### DATA LISTING:
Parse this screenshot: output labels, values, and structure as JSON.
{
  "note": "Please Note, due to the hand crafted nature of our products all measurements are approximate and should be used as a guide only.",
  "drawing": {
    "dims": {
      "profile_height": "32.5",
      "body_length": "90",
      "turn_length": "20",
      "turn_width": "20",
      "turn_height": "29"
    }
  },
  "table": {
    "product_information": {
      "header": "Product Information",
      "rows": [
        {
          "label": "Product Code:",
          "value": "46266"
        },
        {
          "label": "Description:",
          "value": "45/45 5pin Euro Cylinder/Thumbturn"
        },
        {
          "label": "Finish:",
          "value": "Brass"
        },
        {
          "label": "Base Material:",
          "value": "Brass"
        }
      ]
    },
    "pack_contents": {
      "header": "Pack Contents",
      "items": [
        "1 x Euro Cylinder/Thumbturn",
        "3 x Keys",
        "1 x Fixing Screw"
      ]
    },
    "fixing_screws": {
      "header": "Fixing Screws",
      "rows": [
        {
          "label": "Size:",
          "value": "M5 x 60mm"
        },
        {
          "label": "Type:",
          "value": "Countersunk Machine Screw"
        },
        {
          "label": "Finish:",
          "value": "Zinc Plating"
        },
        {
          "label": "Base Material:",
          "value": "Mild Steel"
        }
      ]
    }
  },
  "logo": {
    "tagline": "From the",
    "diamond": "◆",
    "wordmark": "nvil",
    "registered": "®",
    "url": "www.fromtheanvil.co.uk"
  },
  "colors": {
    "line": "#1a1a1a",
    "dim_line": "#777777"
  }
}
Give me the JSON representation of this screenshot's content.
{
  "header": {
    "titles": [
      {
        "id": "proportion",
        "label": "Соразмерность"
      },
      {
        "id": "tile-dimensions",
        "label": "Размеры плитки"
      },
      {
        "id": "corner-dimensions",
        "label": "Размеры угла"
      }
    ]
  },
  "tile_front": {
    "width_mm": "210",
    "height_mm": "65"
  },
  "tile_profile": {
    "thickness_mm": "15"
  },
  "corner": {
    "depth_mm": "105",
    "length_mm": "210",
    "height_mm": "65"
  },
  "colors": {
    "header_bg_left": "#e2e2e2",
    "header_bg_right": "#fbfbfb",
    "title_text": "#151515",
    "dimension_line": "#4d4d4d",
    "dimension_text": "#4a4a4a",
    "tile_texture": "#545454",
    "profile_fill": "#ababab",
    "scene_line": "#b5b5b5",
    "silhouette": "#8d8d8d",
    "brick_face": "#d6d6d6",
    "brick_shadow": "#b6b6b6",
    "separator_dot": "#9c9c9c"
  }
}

### AIM:
All lines from the one containing "Give me the" through the final line of the listing above are to be reproduced exactly; include both and add nothing.

### RESULT BELOW:
Give me the JSON representation of this screenshot's content.
{
  "header": {
    "titles": [
      {
        "id": "proportion",
        "label": "Соразмерность"
      },
      {
        "id": "tile-dimensions",
        "label": "Размеры плитки"
      },
      {
        "id": "corner-dimensions",
        "label": "Размеры угла"
      }
    ]
  },
  "tile_front": {
    "width_mm": "210",
    "height_mm": "65"
  },
  "tile_profile": {
    "thickness_mm": "15"
  },
  "corner": {
    "depth_mm": "105",
    "length_mm": "210",
    "height_mm": "65"
  },
  "colors": {
    "header_bg_left": "#e2e2e2",
    "header_bg_right": "#fbfbfb",
    "title_text": "#151515",
    "dimension_line": "#4d4d4d",
    "dimension_text": "#4a4a4a",
    "tile_texture": "#545454",
    "profile_fill": "#ababab",
    "scene_line": "#b5b5b5",
    "silhouette": "#8d8d8d",
    "brick_face": "#d6d6d6",
    "brick_shadow": "#b6b6b6",
    "separator_dot": "#9c9c9c"
  }
}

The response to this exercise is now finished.